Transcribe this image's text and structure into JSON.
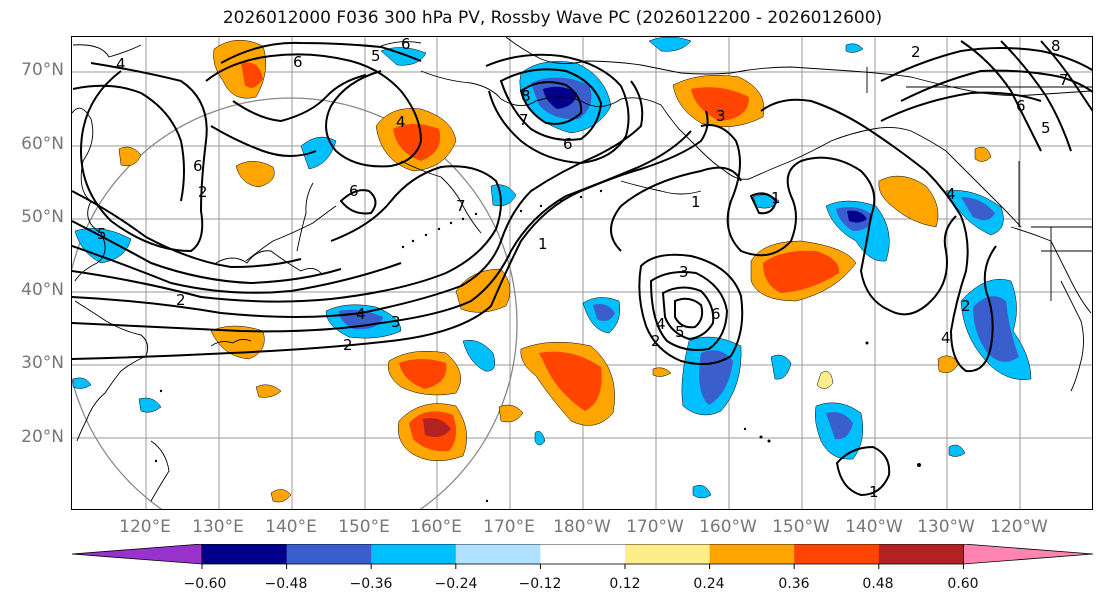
{
  "title": "2026012000 F036 300 hPa PV, Rossby Wave PC (2026012200 - 2026012600)",
  "lat_labels": [
    "70°N",
    "60°N",
    "50°N",
    "40°N",
    "30°N",
    "20°N"
  ],
  "lon_labels": [
    "120°E",
    "130°E",
    "140°E",
    "150°E",
    "160°E",
    "170°E",
    "180°W",
    "170°W",
    "160°W",
    "150°W",
    "140°W",
    "130°W",
    "120°W"
  ],
  "contour_labels": [
    "4",
    "6",
    "6",
    "5",
    "4",
    "6",
    "7",
    "6",
    "7",
    "8",
    "2",
    "2",
    "2",
    "1",
    "1",
    "6",
    "5",
    "4",
    "2",
    "3",
    "1",
    "4",
    "3",
    "6",
    "1",
    "3",
    "5",
    "2",
    "2",
    "4",
    "4",
    "8",
    "7",
    "6",
    "5"
  ],
  "colorbar": {
    "ticks": [
      "−0.60",
      "−0.48",
      "−0.36",
      "−0.24",
      "−0.12",
      "0.12",
      "0.24",
      "0.36",
      "0.48",
      "0.60"
    ],
    "colors": [
      "#9932CC",
      "#00008B",
      "#3A5FCD",
      "#00BFFF",
      "#B0E2FF",
      "#FFFFFF",
      "#FFEC8B",
      "#FFA500",
      "#FF4500",
      "#B22222",
      "#FF85B0"
    ]
  },
  "palette": {
    "frame": "#000000",
    "grid": "#9a9a9a",
    "contour": "#000000",
    "coast": "#000000",
    "axis_text": "#777777"
  }
}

^^^^

— Exercise details —
Transcribe the listing in full. Omit the pictures and keep every line exact.

— The completed task —
Transcribe this image's text and structure into JSON.
{
  "title": "2026012000 F036 300 hPa PV, Rossby Wave PC (2026012200 - 2026012600)",
  "lat_labels": [
    "70°N",
    "60°N",
    "50°N",
    "40°N",
    "30°N",
    "20°N"
  ],
  "lon_labels": [
    "120°E",
    "130°E",
    "140°E",
    "150°E",
    "160°E",
    "170°E",
    "180°W",
    "170°W",
    "160°W",
    "150°W",
    "140°W",
    "130°W",
    "120°W"
  ],
  "contour_labels": [
    "4",
    "6",
    "6",
    "5",
    "4",
    "6",
    "7",
    "6",
    "7",
    "8",
    "2",
    "2",
    "2",
    "1",
    "1",
    "6",
    "5",
    "4",
    "2",
    "3",
    "1",
    "4",
    "3",
    "6",
    "1",
    "3",
    "5",
    "2",
    "2",
    "4",
    "4",
    "8",
    "7",
    "6",
    "5"
  ],
  "colorbar": {
    "ticks": [
      "−0.60",
      "−0.48",
      "−0.36",
      "−0.24",
      "−0.12",
      "0.12",
      "0.24",
      "0.36",
      "0.48",
      "0.60"
    ],
    "colors": [
      "#9932CC",
      "#00008B",
      "#3A5FCD",
      "#00BFFF",
      "#B0E2FF",
      "#FFFFFF",
      "#FFEC8B",
      "#FFA500",
      "#FF4500",
      "#B22222",
      "#FF85B0"
    ]
  },
  "palette": {
    "frame": "#000000",
    "grid": "#9a9a9a",
    "contour": "#000000",
    "coast": "#000000",
    "axis_text": "#777777"
  }
}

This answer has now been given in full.